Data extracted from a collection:
##############################
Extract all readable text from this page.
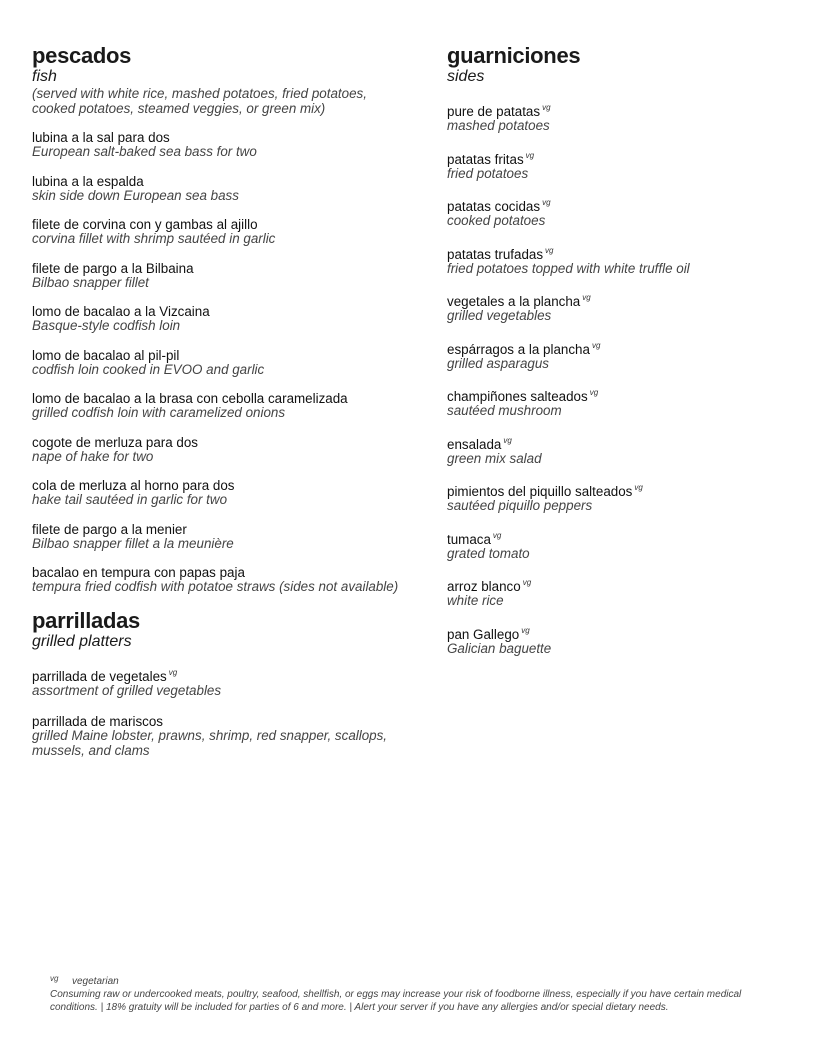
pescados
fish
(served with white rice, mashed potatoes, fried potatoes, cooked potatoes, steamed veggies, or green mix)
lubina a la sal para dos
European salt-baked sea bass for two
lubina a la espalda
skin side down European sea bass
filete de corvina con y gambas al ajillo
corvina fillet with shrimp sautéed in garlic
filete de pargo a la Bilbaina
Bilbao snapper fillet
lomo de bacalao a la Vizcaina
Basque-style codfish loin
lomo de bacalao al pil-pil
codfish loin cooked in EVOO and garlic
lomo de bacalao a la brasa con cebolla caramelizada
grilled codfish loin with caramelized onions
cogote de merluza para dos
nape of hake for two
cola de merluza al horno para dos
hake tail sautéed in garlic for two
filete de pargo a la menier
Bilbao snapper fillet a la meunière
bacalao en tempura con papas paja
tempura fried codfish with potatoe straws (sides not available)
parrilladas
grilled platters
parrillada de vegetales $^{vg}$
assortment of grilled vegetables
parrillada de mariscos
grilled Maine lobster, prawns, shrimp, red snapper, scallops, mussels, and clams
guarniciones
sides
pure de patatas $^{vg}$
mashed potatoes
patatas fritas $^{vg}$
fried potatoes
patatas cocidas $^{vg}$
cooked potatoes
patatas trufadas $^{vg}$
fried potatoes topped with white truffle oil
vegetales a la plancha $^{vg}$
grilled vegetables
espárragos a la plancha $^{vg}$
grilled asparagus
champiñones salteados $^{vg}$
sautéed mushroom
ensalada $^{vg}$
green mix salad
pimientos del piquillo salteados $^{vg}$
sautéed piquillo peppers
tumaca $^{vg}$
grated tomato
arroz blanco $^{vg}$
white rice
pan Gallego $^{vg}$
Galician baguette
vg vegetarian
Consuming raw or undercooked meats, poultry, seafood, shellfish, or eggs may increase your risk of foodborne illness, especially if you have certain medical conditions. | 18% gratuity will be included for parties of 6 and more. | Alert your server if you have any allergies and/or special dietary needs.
##############################
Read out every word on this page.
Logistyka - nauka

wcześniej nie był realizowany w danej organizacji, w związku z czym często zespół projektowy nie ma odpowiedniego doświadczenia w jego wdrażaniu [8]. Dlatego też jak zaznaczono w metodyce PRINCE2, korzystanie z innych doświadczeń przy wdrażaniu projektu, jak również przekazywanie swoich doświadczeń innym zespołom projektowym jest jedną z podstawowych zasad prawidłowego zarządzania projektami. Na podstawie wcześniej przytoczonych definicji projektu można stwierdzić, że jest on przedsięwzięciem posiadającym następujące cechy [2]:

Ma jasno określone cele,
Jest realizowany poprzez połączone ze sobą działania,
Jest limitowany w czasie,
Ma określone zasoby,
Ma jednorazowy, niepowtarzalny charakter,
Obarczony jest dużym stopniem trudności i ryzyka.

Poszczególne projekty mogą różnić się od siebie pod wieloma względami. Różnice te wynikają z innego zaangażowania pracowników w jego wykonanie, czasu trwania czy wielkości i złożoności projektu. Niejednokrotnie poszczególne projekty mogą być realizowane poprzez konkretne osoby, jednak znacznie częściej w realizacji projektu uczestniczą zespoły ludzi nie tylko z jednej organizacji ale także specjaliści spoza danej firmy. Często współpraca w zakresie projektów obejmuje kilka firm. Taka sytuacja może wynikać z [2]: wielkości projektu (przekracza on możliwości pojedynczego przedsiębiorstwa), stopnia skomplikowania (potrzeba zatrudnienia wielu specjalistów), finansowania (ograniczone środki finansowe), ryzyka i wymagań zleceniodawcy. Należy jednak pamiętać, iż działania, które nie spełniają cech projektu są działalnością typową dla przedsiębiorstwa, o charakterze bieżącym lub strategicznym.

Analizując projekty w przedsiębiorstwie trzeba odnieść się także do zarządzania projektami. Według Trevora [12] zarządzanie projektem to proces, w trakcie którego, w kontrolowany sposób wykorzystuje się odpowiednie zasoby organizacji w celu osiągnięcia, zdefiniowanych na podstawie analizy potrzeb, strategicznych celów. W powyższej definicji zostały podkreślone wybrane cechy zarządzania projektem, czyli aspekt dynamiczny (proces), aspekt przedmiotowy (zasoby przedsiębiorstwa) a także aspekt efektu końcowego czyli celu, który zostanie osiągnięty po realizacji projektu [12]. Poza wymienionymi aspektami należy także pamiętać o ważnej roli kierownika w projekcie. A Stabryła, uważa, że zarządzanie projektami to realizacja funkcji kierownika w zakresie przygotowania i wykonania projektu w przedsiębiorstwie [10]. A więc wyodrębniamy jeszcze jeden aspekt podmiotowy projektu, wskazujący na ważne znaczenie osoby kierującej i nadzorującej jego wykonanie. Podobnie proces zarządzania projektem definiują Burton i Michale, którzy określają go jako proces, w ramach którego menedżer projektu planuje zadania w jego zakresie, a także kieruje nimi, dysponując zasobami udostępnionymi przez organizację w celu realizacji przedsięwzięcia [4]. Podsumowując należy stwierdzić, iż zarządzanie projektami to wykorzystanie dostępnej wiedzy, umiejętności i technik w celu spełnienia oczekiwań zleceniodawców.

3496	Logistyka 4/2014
##############################
Extract, from the material above, each line holding the word "corvina".

filete de corvina con y gambas al ajillo
corvina fillet with shrimp sautéed in garlic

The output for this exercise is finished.